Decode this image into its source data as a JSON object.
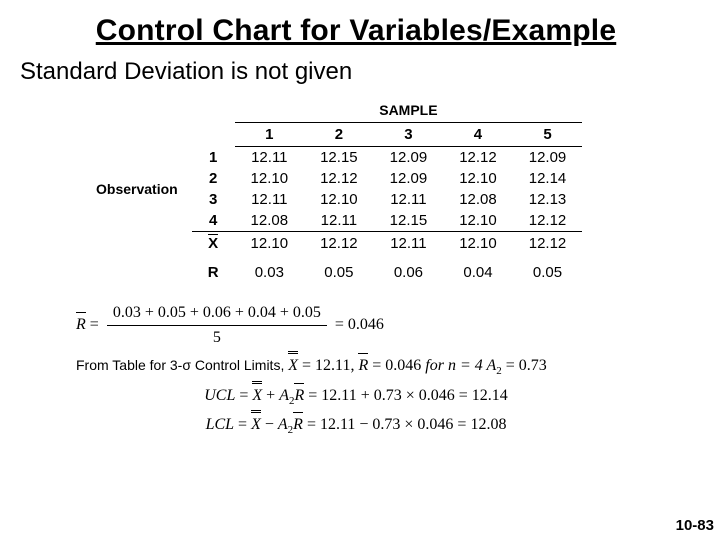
{
  "title": "Control Chart for Variables/Example",
  "subtitle": "Standard Deviation is not given",
  "sample_label": "SAMPLE",
  "observation_label": "Observation",
  "sample_headers": [
    "1",
    "2",
    "3",
    "4",
    "5"
  ],
  "observation_labels": [
    "1",
    "2",
    "3",
    "4"
  ],
  "xbar_label": "X̄",
  "r_label": "R",
  "chart_data": {
    "type": "table",
    "title": "Sample observations",
    "row_labels": [
      "1",
      "2",
      "3",
      "4",
      "X̄",
      "R"
    ],
    "col_labels": [
      "1",
      "2",
      "3",
      "4",
      "5"
    ],
    "rows": [
      [
        "12.11",
        "12.15",
        "12.09",
        "12.12",
        "12.09"
      ],
      [
        "12.10",
        "12.12",
        "12.09",
        "12.10",
        "12.14"
      ],
      [
        "12.11",
        "12.10",
        "12.11",
        "12.08",
        "12.13"
      ],
      [
        "12.08",
        "12.11",
        "12.15",
        "12.10",
        "12.12"
      ],
      [
        "12.10",
        "12.12",
        "12.11",
        "12.10",
        "12.12"
      ],
      [
        "0.03",
        "0.05",
        "0.06",
        "0.04",
        "0.05"
      ]
    ]
  },
  "eq": {
    "rbar_lhs": "R̄ =",
    "rbar_num": "0.03 + 0.05 + 0.06 + 0.04 + 0.05",
    "rbar_den": "5",
    "rbar_res": "= 0.046",
    "table_line_prefix": "From Table for 3-σ Control Limits, ",
    "xbarbar": "X̄̄ = 12.11,",
    "rbar_val": "R̄ = 0.046",
    "for_n": " for n = 4 ",
    "a2": "A",
    "a2_sub": "2",
    "a2_val": " = 0.73",
    "ucl_lhs": "UCL = X̄̄ + A",
    "ucl_sub": "2",
    "ucl_mid": "R̄ = 12.11 + 0.73 × 0.046 = 12.14",
    "lcl_lhs": "LCL = X̄̄ − A",
    "lcl_sub": "2",
    "lcl_mid": "R̄ = 12.11 − 0.73 × 0.046 = 12.08"
  },
  "page_number": "10-83"
}
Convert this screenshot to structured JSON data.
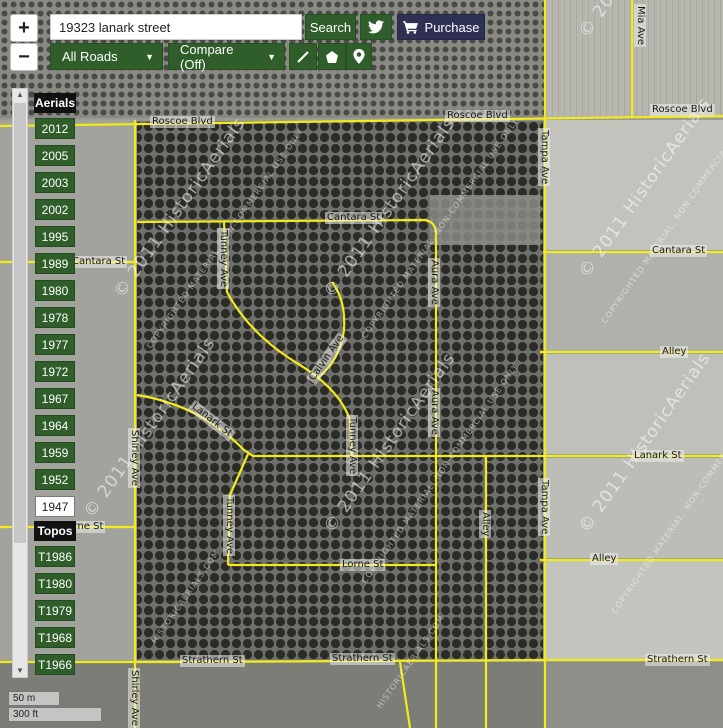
{
  "search": {
    "value": "19323 lanark street",
    "button_label": "Search"
  },
  "zoom": {
    "in_label": "+",
    "out_label": "−"
  },
  "toolbar": {
    "purchase_label": "Purchase",
    "roads_select": "All Roads",
    "compare_select": "Compare (Off)"
  },
  "sidebar": {
    "aerials_header": "Aerials",
    "aerial_years": [
      "2012",
      "2005",
      "2003",
      "2002",
      "1995",
      "1989",
      "1980",
      "1978",
      "1977",
      "1972",
      "1967",
      "1964",
      "1959",
      "1952",
      "1947"
    ],
    "selected_year": "1947",
    "topos_header": "Topos",
    "topo_years": [
      "T1986",
      "T1980",
      "T1979",
      "T1968",
      "T1966"
    ]
  },
  "scale": {
    "metric": "50 m",
    "imperial": "300 ft"
  },
  "roads": {
    "roscoe1": "Roscoe Blvd",
    "roscoe2": "Roscoe Blvd",
    "roscoe3": "Roscoe Blvd",
    "cantara1": "Cantara St",
    "cantara2": "Cantara St",
    "cantara3": "Cantara St",
    "tunney1": "Tunney Ave",
    "tunney2": "Tunney Ave",
    "tunney3": "Tunney Ave",
    "calvin": "Calvin Ave",
    "lanark1": "Lanark St",
    "lanark2": "Lanark St",
    "aura": "Aura Ave",
    "shirley1": "Shirley Ave",
    "shirley2": "Shirley Ave",
    "tampa1": "Tampa Ave",
    "tampa2": "Tampa Ave",
    "alley1": "Alley",
    "alley2": "Alley",
    "alley3": "Alley",
    "lorne1": "Lorne St",
    "lorne2": "Lorne St",
    "strathern1": "Strathern St",
    "strathern2": "Strathern St",
    "strathern3": "Strathern St",
    "mia": "Mia Ave"
  },
  "watermark": {
    "main": "© 2011 HistoricAerials",
    "sub": "COPYRIGHTED MATERIAL, NON-COMMERCIAL USE ONLY",
    "site": "HISTORICAERIALS.COM"
  }
}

===

SHORT EXERCISE: Repeat all the data as it stands, dropping any images it holds.

OUTPUT FOR THIS EXERCISE:
Decode this image into its source data as a JSON object.
{
  "title": "Control Chart for Variables/Example",
  "subtitle": "Standard Deviation is not given",
  "sample_label": "SAMPLE",
  "observation_label": "Observation",
  "sample_headers": [
    "1",
    "2",
    "3",
    "4",
    "5"
  ],
  "observation_labels": [
    "1",
    "2",
    "3",
    "4"
  ],
  "xbar_label": "X̄",
  "r_label": "R",
  "chart_data": {
    "type": "table",
    "title": "Sample observations",
    "row_labels": [
      "1",
      "2",
      "3",
      "4",
      "X̄",
      "R"
    ],
    "col_labels": [
      "1",
      "2",
      "3",
      "4",
      "5"
    ],
    "rows": [
      [
        "12.11",
        "12.15",
        "12.09",
        "12.12",
        "12.09"
      ],
      [
        "12.10",
        "12.12",
        "12.09",
        "12.10",
        "12.14"
      ],
      [
        "12.11",
        "12.10",
        "12.11",
        "12.08",
        "12.13"
      ],
      [
        "12.08",
        "12.11",
        "12.15",
        "12.10",
        "12.12"
      ],
      [
        "12.10",
        "12.12",
        "12.11",
        "12.10",
        "12.12"
      ],
      [
        "0.03",
        "0.05",
        "0.06",
        "0.04",
        "0.05"
      ]
    ]
  },
  "eq": {
    "rbar_lhs": "R̄ =",
    "rbar_num": "0.03 + 0.05 + 0.06 + 0.04 + 0.05",
    "rbar_den": "5",
    "rbar_res": "= 0.046",
    "table_line_prefix": "From Table for 3-σ Control Limits, ",
    "xbarbar": "X̄̄ = 12.11,",
    "rbar_val": "R̄ = 0.046",
    "for_n": " for n = 4 ",
    "a2": "A",
    "a2_sub": "2",
    "a2_val": " = 0.73",
    "ucl_lhs": "UCL = X̄̄ + A",
    "ucl_sub": "2",
    "ucl_mid": "R̄ = 12.11 + 0.73 × 0.046 = 12.14",
    "lcl_lhs": "LCL = X̄̄ − A",
    "lcl_sub": "2",
    "lcl_mid": "R̄ = 12.11 − 0.73 × 0.046 = 12.08"
  },
  "page_number": "10-83"
}
Convert this screenshot to structured JSON data.
{
  "search": {
    "value": "19323 lanark street",
    "button_label": "Search"
  },
  "zoom": {
    "in_label": "+",
    "out_label": "−"
  },
  "toolbar": {
    "purchase_label": "Purchase",
    "roads_select": "All Roads",
    "compare_select": "Compare (Off)"
  },
  "sidebar": {
    "aerials_header": "Aerials",
    "aerial_years": [
      "2012",
      "2005",
      "2003",
      "2002",
      "1995",
      "1989",
      "1980",
      "1978",
      "1977",
      "1972",
      "1967",
      "1964",
      "1959",
      "1952",
      "1947"
    ],
    "selected_year": "1947",
    "topos_header": "Topos",
    "topo_years": [
      "T1986",
      "T1980",
      "T1979",
      "T1968",
      "T1966"
    ]
  },
  "scale": {
    "metric": "50 m",
    "imperial": "300 ft"
  },
  "roads": {
    "roscoe1": "Roscoe Blvd",
    "roscoe2": "Roscoe Blvd",
    "roscoe3": "Roscoe Blvd",
    "cantara1": "Cantara St",
    "cantara2": "Cantara St",
    "cantara3": "Cantara St",
    "tunney1": "Tunney Ave",
    "tunney2": "Tunney Ave",
    "tunney3": "Tunney Ave",
    "calvin": "Calvin Ave",
    "lanark1": "Lanark St",
    "lanark2": "Lanark St",
    "aura": "Aura Ave",
    "shirley1": "Shirley Ave",
    "shirley2": "Shirley Ave",
    "tampa1": "Tampa Ave",
    "tampa2": "Tampa Ave",
    "alley1": "Alley",
    "alley2": "Alley",
    "alley3": "Alley",
    "lorne1": "Lorne St",
    "lorne2": "Lorne St",
    "strathern1": "Strathern St",
    "strathern2": "Strathern St",
    "strathern3": "Strathern St",
    "mia": "Mia Ave"
  },
  "watermark": {
    "main": "© 2011 HistoricAerials",
    "sub": "COPYRIGHTED MATERIAL, NON-COMMERCIAL USE ONLY",
    "site": "HISTORICAERIALS.COM"
  }
}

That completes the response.